[Rows from a figure dataset]
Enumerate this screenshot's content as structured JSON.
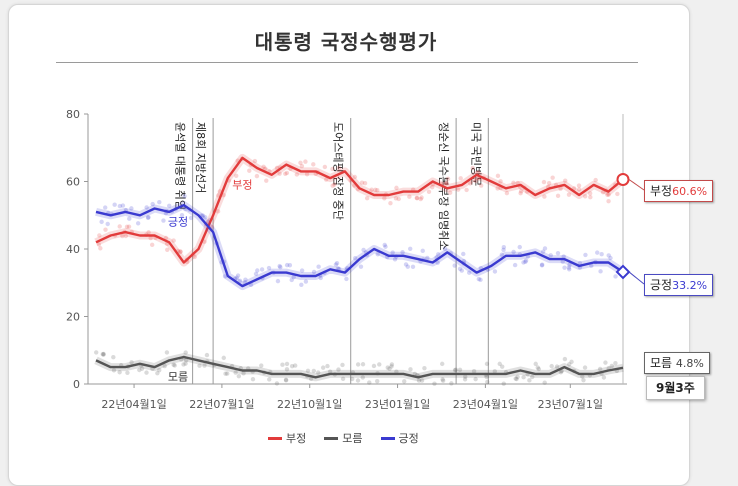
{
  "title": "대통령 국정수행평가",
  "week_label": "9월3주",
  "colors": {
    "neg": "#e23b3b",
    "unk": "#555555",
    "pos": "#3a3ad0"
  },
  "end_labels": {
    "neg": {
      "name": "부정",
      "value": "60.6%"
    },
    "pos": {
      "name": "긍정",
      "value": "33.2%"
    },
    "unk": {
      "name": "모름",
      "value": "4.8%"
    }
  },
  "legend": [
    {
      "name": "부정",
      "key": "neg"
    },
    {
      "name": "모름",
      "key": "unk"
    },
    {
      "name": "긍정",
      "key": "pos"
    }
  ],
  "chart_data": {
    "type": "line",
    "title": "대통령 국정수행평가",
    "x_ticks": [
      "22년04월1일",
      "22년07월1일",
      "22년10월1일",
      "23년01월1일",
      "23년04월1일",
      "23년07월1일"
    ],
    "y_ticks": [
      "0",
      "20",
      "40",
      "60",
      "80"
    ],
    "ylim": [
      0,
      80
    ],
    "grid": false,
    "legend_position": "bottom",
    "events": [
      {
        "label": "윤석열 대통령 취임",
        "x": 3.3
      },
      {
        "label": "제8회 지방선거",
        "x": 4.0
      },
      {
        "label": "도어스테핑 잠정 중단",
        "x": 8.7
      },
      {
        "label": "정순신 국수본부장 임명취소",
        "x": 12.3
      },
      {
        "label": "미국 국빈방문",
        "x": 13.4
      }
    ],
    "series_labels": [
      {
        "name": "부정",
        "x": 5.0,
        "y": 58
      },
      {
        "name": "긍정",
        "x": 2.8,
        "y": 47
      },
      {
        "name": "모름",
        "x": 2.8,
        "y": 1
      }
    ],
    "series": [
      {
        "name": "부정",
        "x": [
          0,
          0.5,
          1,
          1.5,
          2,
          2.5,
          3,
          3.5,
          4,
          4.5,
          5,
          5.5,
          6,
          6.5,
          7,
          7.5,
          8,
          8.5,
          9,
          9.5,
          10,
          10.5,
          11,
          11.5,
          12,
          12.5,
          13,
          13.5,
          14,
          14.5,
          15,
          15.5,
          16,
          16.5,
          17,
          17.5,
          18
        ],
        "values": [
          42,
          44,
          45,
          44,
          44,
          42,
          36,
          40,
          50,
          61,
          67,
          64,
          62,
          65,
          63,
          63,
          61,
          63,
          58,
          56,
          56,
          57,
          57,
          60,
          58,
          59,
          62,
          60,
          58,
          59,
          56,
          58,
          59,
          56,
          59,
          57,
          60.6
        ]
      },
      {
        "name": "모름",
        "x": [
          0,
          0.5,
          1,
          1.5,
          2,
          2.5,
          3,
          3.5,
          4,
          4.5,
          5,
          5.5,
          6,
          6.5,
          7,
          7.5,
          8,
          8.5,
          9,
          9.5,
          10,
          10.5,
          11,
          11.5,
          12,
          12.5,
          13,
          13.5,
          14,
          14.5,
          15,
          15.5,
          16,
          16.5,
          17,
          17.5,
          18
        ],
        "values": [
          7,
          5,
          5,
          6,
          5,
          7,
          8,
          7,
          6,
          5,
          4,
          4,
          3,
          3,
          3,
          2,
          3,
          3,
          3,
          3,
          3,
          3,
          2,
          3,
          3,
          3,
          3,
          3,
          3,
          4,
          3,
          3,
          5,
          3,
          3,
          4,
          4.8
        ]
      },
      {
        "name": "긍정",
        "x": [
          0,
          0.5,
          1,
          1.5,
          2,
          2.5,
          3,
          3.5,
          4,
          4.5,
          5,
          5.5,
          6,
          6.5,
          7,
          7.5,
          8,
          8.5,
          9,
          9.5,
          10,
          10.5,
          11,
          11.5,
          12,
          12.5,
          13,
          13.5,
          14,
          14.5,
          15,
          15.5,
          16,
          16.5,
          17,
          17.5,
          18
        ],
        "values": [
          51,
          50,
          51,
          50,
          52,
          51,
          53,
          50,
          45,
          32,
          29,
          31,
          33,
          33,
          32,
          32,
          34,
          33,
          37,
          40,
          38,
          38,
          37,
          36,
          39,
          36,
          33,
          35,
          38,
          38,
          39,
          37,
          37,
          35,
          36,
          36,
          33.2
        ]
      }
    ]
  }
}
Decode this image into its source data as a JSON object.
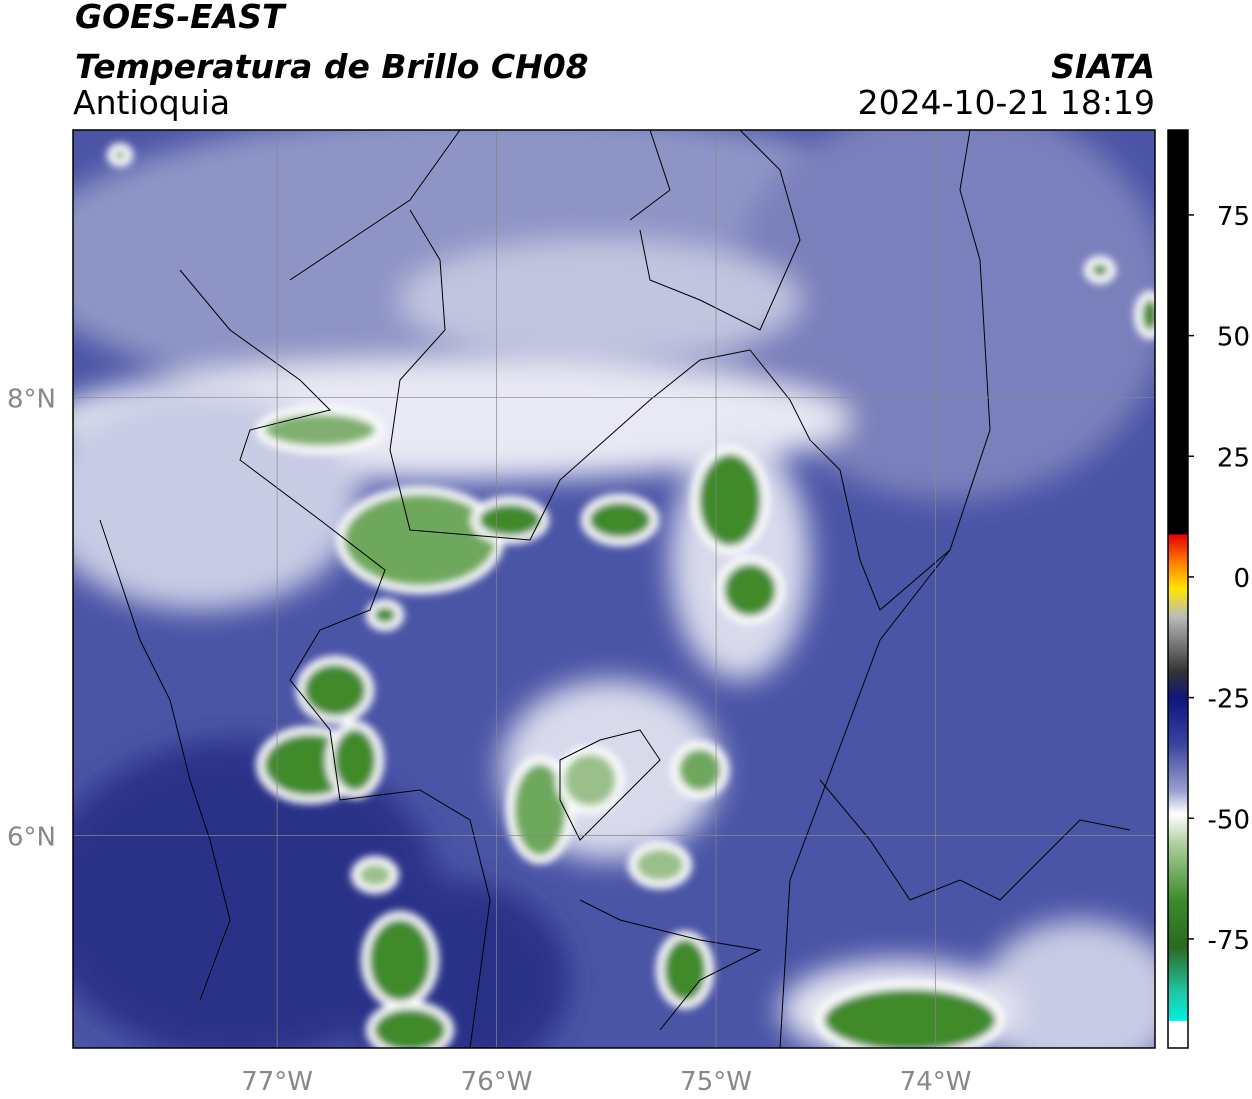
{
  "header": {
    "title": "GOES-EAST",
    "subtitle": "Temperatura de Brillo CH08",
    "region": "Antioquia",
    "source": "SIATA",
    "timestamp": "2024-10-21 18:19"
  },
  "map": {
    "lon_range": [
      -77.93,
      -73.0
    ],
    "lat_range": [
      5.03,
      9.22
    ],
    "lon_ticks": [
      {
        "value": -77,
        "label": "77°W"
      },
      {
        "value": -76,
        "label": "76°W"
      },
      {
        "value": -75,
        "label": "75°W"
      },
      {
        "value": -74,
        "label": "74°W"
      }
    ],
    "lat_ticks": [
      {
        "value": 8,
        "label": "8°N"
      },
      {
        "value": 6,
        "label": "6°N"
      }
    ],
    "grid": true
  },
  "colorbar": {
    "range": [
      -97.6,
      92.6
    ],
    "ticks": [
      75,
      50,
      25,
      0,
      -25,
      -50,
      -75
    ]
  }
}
==
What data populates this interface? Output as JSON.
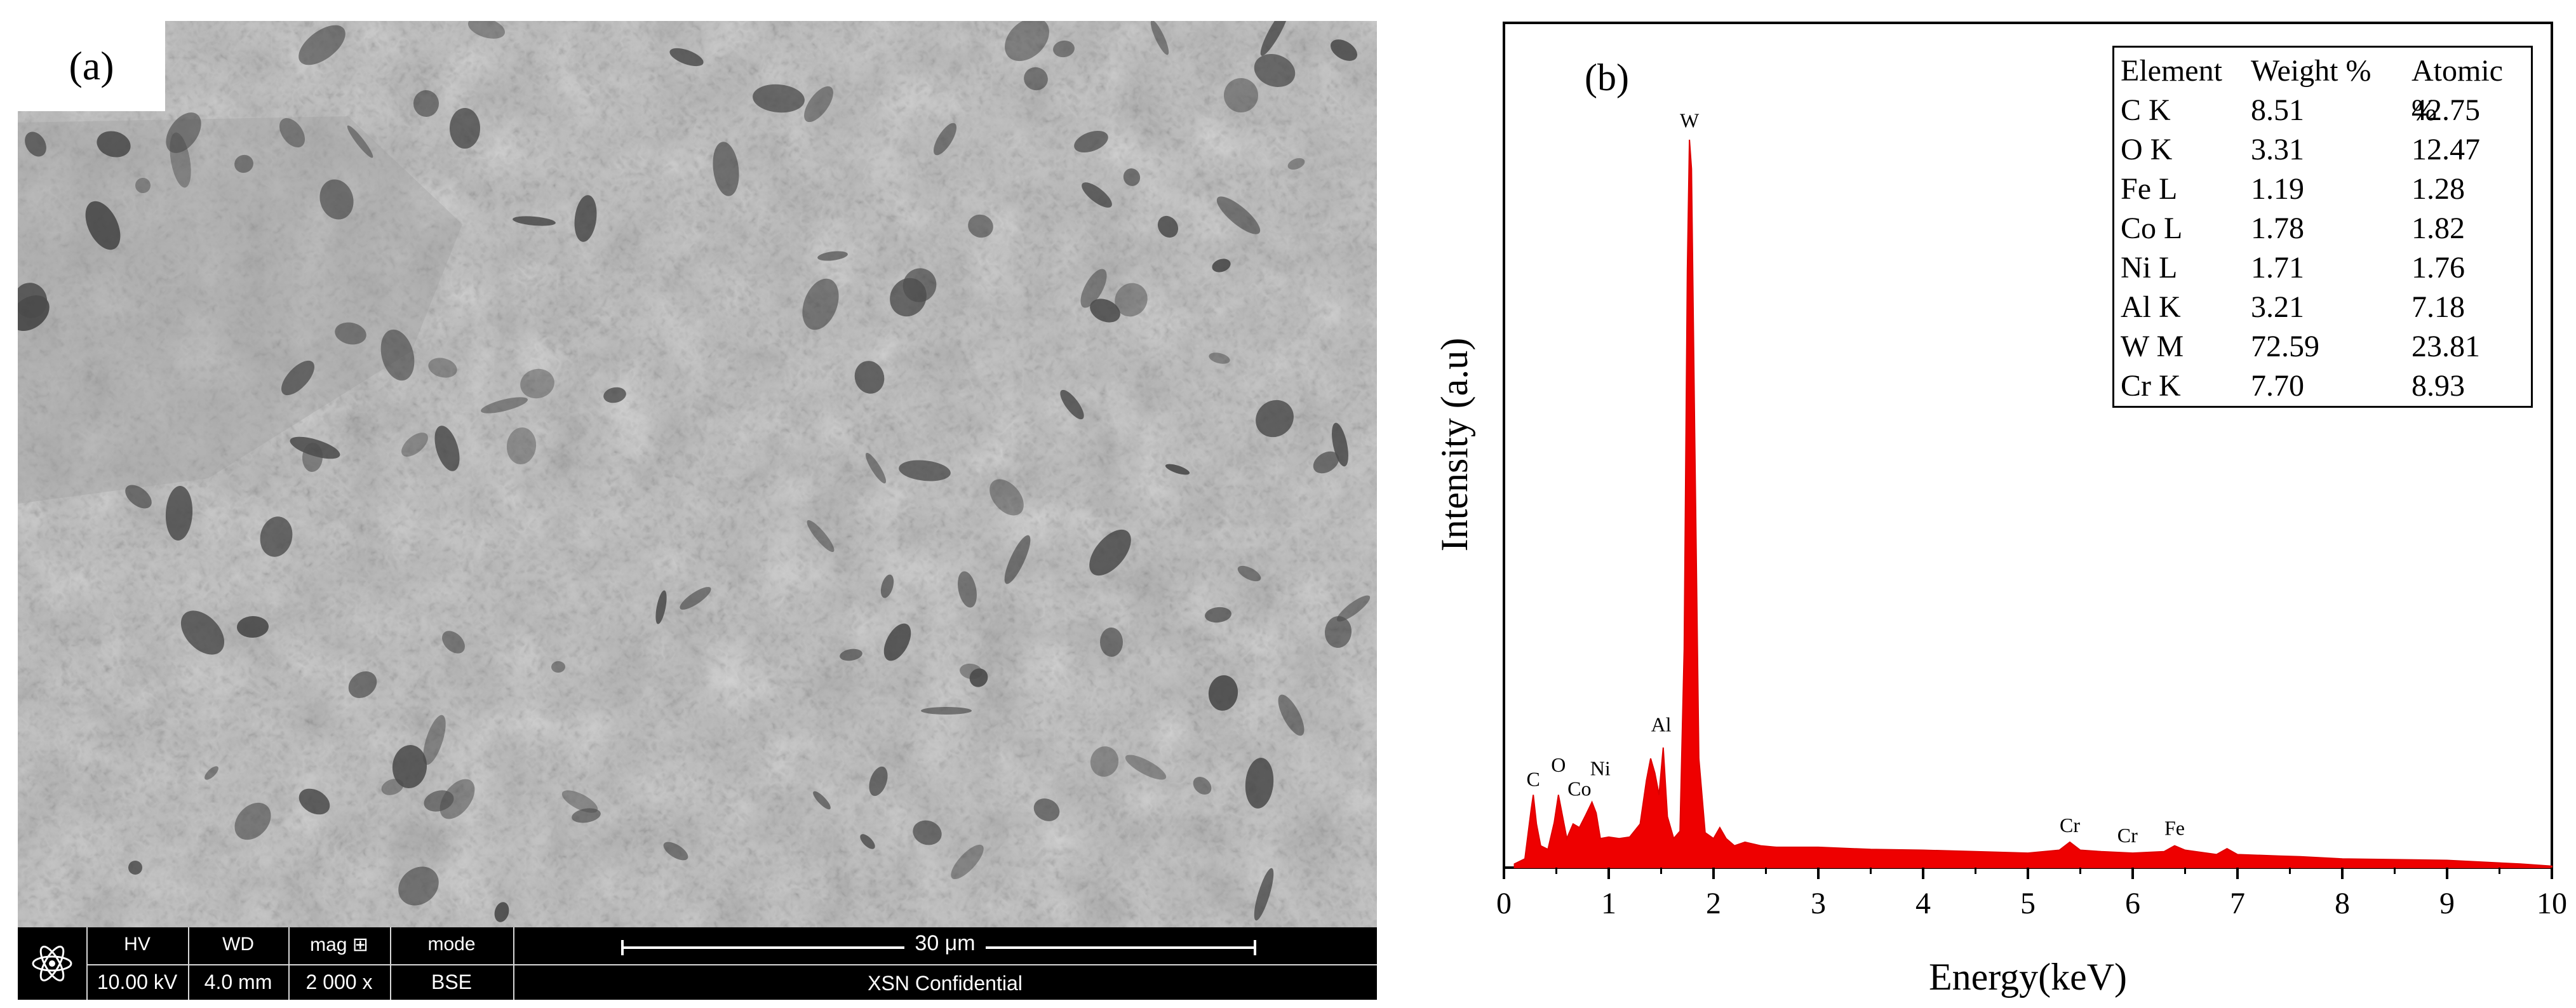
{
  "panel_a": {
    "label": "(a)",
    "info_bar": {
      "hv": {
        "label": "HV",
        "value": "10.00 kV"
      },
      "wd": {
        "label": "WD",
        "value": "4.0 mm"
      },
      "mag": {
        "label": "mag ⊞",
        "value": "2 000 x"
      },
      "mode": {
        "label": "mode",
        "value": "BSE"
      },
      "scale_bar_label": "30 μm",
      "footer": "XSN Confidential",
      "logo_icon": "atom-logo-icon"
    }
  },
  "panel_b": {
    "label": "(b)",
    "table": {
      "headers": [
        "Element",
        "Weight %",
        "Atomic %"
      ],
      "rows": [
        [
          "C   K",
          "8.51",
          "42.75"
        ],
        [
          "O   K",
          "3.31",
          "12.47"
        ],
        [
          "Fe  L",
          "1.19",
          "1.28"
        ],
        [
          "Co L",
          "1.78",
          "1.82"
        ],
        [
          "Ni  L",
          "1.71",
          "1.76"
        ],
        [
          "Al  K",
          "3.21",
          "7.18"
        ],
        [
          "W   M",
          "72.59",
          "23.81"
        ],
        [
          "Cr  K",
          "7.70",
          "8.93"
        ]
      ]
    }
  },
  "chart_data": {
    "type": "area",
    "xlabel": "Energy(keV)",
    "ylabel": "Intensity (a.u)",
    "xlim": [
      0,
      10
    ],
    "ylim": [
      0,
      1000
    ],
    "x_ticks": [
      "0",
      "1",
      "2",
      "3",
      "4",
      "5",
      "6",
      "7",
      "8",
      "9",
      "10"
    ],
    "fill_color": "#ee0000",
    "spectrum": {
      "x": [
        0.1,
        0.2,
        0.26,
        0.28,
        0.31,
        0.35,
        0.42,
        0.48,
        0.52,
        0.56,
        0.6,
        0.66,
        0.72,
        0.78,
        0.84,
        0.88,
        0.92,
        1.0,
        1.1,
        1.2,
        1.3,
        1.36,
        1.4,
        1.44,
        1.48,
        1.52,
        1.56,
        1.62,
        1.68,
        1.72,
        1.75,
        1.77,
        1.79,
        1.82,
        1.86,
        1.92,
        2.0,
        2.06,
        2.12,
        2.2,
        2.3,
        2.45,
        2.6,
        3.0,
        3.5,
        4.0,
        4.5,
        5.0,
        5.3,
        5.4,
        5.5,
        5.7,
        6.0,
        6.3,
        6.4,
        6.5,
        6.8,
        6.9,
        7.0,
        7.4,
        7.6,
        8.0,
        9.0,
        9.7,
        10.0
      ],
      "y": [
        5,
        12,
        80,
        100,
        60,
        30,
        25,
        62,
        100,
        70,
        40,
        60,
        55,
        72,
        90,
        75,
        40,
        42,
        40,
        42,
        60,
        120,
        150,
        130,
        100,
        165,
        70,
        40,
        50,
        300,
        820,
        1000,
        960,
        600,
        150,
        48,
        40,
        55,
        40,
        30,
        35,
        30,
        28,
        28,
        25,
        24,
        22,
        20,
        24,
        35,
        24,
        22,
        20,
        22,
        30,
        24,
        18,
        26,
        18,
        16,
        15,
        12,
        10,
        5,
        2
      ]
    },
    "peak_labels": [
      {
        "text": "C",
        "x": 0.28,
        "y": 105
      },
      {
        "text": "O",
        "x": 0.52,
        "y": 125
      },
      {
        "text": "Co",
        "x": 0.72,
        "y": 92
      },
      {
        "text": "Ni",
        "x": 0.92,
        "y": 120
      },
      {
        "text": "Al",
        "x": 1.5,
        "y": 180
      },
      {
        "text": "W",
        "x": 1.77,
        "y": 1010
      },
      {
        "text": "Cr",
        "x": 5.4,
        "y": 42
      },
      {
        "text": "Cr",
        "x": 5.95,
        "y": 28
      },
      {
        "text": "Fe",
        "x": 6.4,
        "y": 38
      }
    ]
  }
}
==
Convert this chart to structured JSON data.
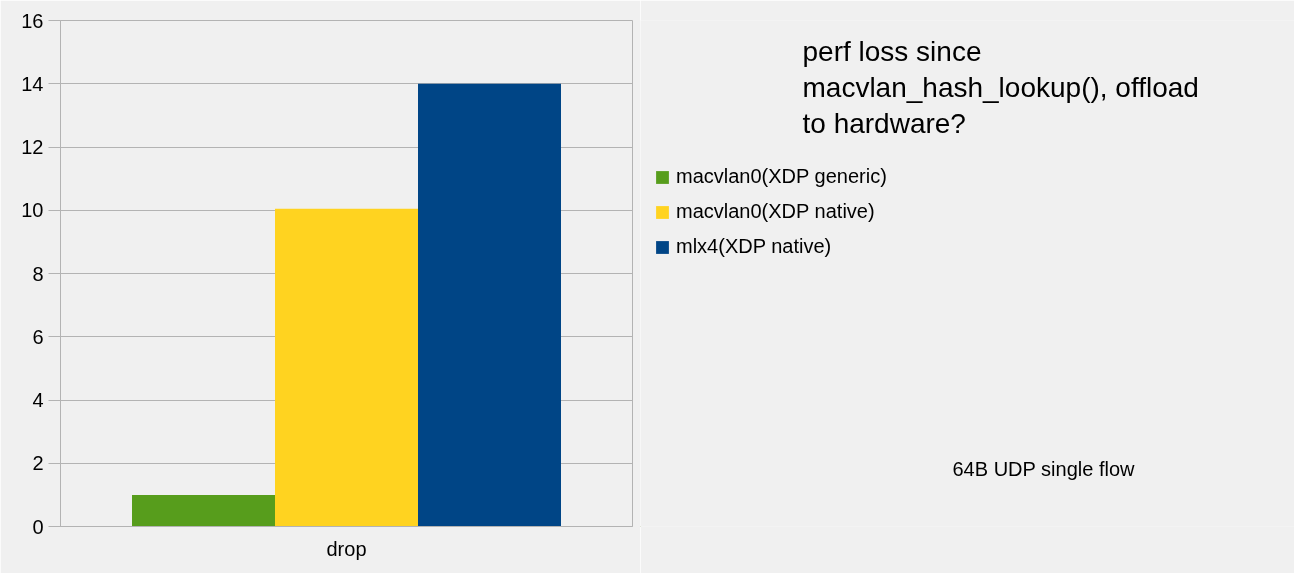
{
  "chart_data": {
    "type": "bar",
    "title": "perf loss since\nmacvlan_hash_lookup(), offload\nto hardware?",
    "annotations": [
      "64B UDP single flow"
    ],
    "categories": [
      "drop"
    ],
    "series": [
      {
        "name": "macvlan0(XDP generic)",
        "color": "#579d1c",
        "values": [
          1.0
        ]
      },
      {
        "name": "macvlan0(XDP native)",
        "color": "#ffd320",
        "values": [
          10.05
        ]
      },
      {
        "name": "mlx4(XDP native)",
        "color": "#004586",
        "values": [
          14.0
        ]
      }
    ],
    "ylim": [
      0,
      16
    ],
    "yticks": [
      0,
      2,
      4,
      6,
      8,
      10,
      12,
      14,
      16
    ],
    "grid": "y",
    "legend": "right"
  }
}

EXERCISE INSTRUCTIONS
Select and copy every line of the material that holds the string "text".

EXERCISE RESULT
        "text": "C",
        "text": "O",
        "text": "Co",
        "text": "Ni",
        "text": "Al",
        "text": "W",
        "text": "Cr",
        "text": "Cr",
        "text": "Fe",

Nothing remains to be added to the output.